▶ [JOB]
Answer with one number only: the number of lines that include the word "Pendaftaran".

▶ [LISTED ENTRIES]
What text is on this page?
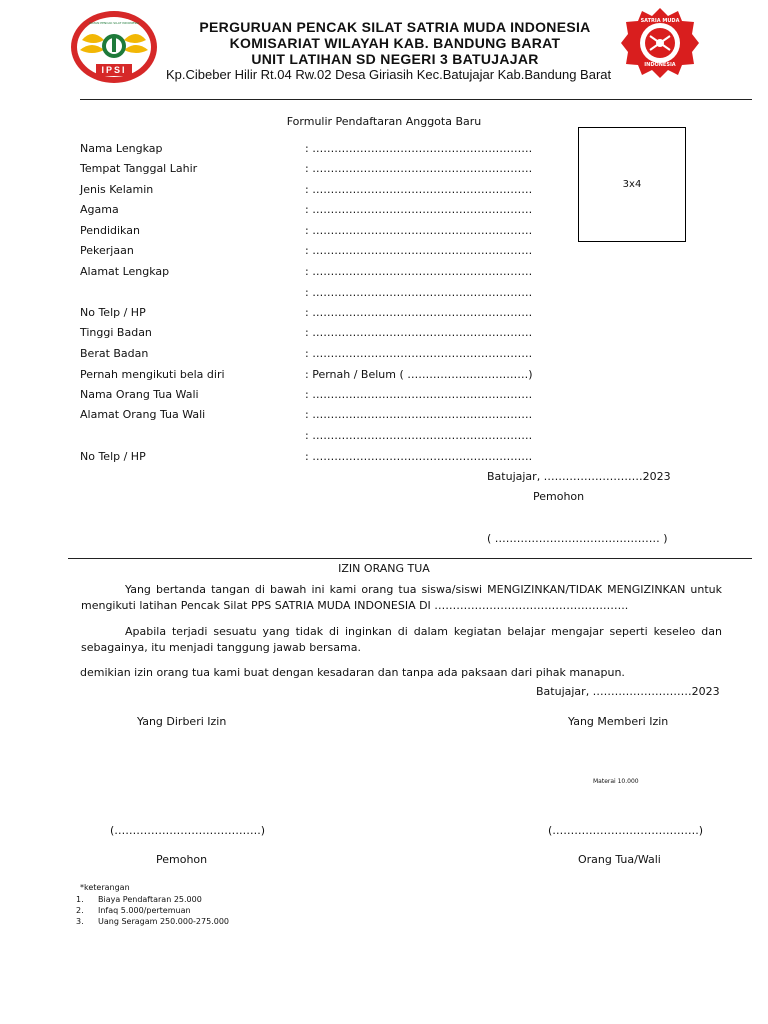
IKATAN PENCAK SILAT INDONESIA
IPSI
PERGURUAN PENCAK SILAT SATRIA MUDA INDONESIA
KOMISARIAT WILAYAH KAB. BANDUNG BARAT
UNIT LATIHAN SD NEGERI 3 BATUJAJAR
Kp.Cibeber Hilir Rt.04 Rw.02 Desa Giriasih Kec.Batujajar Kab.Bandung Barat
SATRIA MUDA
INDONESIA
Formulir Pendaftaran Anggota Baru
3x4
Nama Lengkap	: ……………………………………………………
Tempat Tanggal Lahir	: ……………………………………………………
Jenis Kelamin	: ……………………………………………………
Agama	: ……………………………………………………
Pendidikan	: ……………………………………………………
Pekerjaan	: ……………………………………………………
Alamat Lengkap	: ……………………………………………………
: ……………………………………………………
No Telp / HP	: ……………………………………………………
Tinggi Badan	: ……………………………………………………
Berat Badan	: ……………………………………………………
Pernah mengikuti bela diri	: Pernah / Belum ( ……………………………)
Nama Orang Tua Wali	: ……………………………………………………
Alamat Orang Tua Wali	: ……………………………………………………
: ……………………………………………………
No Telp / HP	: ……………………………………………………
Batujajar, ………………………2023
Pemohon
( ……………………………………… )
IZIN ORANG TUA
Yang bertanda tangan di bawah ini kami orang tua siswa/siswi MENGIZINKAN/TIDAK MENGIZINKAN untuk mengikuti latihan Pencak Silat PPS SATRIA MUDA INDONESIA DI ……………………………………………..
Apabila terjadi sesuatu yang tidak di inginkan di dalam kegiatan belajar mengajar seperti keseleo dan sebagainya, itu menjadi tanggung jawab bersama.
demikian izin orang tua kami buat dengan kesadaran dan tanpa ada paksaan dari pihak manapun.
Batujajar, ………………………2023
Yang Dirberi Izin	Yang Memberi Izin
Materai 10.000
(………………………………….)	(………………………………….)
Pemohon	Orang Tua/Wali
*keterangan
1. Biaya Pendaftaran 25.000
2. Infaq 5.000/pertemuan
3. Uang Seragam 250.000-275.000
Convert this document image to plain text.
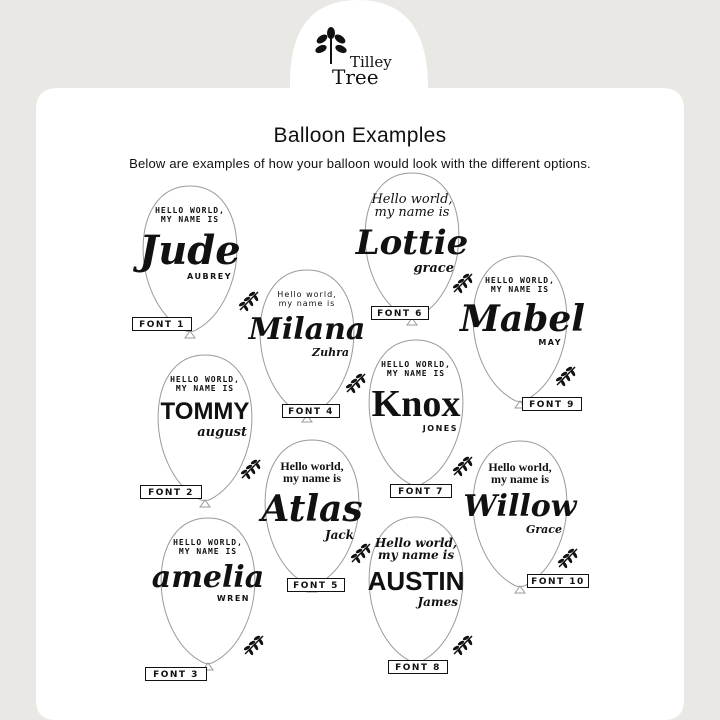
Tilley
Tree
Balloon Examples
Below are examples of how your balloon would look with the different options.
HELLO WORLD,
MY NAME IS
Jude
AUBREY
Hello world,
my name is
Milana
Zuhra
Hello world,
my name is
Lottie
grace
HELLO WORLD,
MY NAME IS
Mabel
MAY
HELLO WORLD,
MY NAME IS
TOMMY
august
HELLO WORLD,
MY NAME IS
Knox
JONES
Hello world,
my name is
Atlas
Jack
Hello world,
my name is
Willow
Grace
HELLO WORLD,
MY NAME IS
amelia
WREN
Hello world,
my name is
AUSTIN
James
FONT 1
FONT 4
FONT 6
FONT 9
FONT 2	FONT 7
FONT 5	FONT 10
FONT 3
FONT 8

---

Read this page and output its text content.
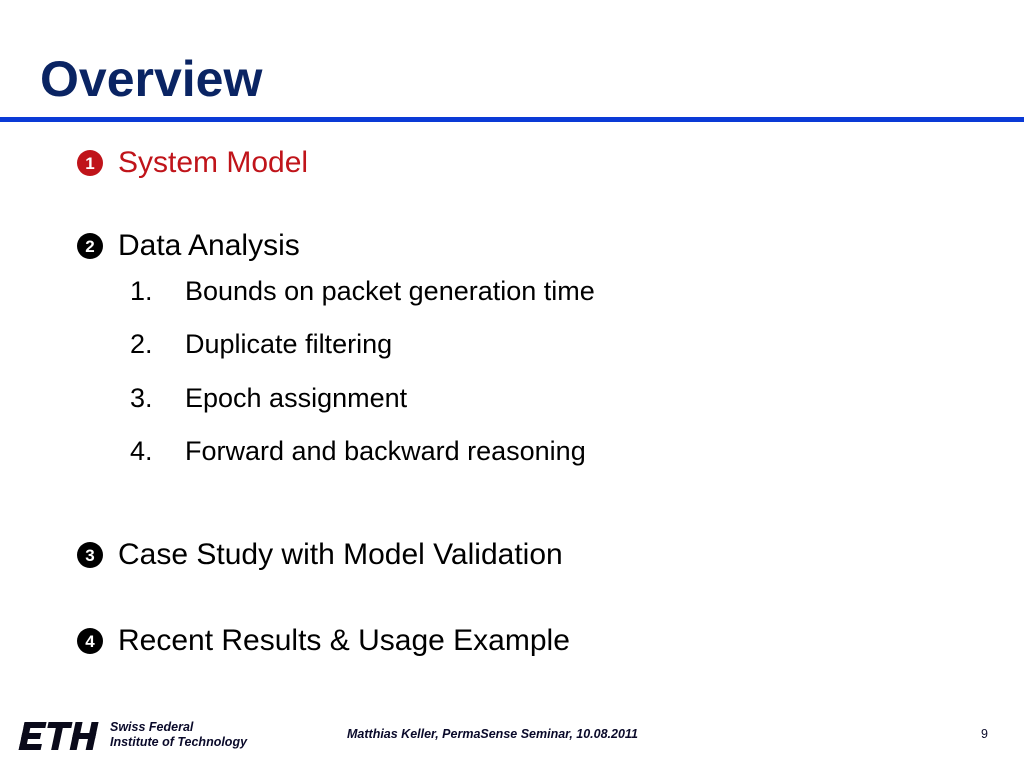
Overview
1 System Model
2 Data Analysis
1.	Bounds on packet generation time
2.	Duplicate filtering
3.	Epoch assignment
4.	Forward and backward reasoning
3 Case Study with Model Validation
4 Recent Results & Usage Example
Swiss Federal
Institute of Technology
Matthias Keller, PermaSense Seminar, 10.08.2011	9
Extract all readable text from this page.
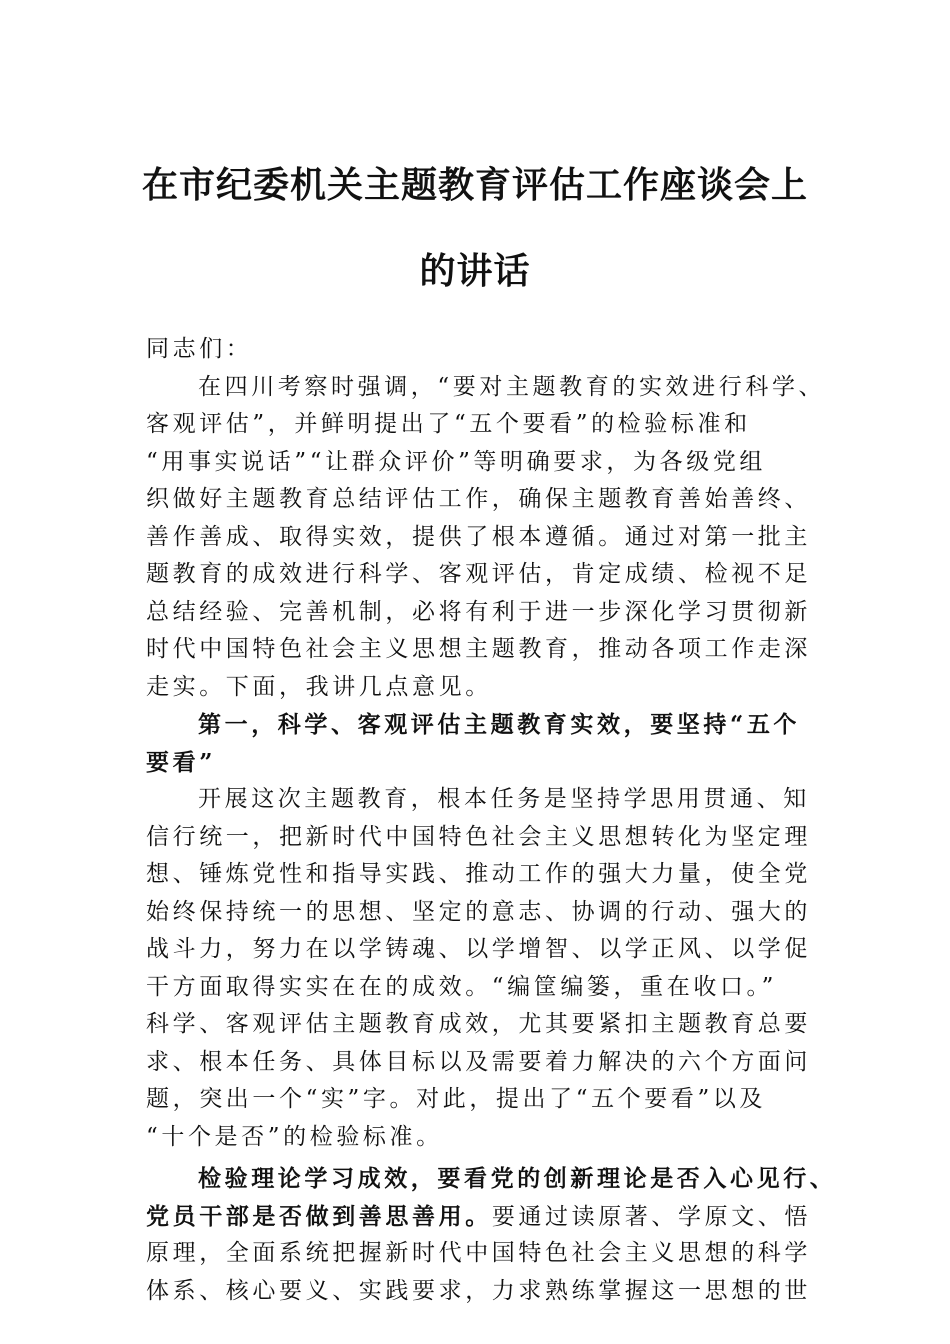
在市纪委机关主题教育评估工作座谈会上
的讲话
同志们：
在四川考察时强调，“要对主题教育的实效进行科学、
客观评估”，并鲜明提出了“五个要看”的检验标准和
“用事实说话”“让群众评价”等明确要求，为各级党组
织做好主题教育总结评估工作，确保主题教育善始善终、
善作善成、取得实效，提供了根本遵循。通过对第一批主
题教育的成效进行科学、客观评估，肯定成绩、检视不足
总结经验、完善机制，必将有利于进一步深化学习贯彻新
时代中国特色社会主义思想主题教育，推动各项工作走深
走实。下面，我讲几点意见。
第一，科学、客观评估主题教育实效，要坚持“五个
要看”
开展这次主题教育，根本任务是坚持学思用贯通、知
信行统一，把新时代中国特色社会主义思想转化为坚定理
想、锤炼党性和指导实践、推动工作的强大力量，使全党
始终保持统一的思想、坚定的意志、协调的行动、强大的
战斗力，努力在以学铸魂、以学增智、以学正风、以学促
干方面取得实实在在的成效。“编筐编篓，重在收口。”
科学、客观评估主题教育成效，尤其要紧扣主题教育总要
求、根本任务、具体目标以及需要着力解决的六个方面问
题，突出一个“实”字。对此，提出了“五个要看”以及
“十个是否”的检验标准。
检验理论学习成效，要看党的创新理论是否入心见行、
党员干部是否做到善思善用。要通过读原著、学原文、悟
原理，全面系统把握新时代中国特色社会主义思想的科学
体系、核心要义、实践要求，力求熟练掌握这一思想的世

▶ [FULL RESPONSE]
2